TASK → Search the entries below for "Oratory", and copy each line where it appears.
DATA PROVIDED section start
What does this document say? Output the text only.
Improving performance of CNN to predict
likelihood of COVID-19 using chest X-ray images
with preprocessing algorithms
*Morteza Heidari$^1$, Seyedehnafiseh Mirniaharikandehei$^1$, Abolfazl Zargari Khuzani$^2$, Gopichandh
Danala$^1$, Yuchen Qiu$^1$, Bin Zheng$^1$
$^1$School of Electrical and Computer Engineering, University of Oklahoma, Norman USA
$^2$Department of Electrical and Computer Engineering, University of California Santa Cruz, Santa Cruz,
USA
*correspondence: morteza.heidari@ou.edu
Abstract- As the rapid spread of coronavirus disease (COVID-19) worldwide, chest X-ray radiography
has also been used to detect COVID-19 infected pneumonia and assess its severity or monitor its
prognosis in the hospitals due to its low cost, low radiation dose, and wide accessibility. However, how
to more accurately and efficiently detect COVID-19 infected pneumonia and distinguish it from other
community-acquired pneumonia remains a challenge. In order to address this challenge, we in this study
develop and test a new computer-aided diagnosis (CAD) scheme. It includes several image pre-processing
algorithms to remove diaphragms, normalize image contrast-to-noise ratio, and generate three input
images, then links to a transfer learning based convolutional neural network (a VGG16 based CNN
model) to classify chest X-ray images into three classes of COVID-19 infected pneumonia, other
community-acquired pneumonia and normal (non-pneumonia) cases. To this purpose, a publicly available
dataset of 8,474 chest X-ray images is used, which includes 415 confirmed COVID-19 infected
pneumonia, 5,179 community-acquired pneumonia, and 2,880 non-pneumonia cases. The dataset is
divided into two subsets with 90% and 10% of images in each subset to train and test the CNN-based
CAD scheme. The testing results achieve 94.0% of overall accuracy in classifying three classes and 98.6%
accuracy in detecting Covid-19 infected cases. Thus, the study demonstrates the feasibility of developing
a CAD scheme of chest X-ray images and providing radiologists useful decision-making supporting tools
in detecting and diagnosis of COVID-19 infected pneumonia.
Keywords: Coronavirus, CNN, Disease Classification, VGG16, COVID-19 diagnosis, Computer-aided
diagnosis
DATA PROVIDED section end
DATA PROVIDED section start
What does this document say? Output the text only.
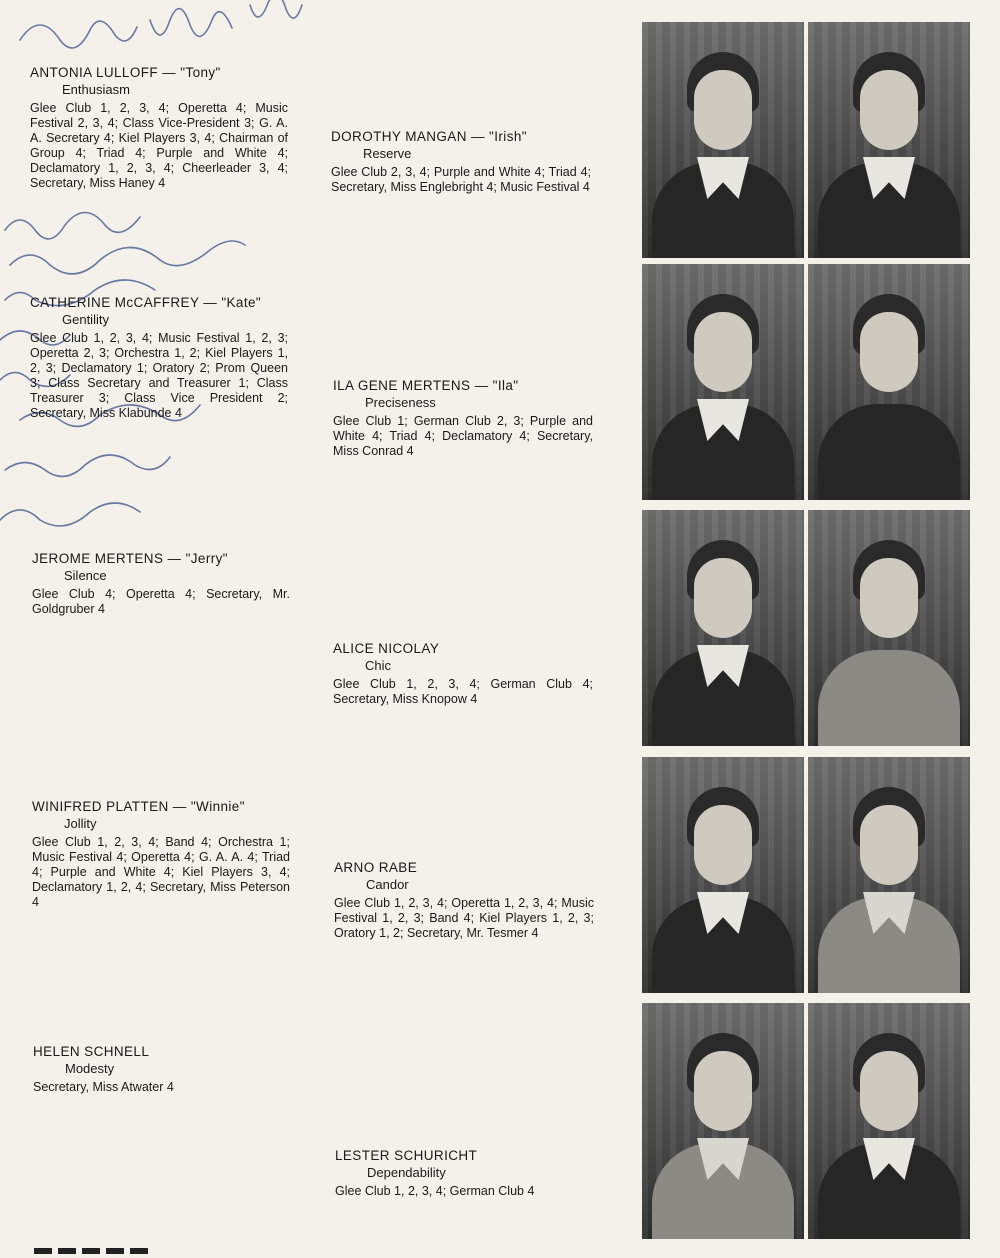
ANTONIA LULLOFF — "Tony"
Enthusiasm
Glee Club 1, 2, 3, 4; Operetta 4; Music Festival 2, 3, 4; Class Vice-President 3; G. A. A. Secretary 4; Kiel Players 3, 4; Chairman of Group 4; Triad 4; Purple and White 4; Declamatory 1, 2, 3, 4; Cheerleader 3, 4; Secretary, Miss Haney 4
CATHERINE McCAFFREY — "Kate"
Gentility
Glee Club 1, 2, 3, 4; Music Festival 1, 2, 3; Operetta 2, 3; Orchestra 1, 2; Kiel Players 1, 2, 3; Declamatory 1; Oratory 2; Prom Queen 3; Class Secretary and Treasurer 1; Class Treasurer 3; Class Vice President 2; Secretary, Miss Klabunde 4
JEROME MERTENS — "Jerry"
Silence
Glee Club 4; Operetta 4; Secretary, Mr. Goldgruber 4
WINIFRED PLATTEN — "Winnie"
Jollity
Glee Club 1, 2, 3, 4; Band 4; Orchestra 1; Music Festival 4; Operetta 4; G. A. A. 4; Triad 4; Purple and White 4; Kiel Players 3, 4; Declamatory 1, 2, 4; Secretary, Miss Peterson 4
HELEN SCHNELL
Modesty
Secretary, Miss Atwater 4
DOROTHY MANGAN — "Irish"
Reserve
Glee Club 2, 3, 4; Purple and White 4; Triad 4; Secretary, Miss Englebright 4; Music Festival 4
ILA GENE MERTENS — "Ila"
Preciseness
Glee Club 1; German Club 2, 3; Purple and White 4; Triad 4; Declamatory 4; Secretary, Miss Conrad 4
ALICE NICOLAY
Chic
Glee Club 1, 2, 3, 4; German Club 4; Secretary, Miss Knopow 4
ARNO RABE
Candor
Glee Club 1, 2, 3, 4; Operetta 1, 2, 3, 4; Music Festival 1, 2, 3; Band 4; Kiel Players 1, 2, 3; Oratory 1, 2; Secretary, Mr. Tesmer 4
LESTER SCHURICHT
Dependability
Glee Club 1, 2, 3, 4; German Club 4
DATA PROVIDED section end
THE ANSWER →
Glee Club 1, 2, 3, 4; Music Festival 1, 2, 3; Operetta 2, 3; Orchestra 1, 2; Kiel Players 1, 2, 3; Declamatory 1; Oratory 2; Prom Queen 3; Class Secretary and Treasurer 1; Class Treasurer 3; Class Vice President 2; Secretary, Miss Klabunde 4
Glee Club 1, 2, 3, 4; Operetta 1, 2, 3, 4; Music Festival 1, 2, 3; Band 4; Kiel Players 1, 2, 3; Oratory 1, 2; Secretary, Mr. Tesmer 4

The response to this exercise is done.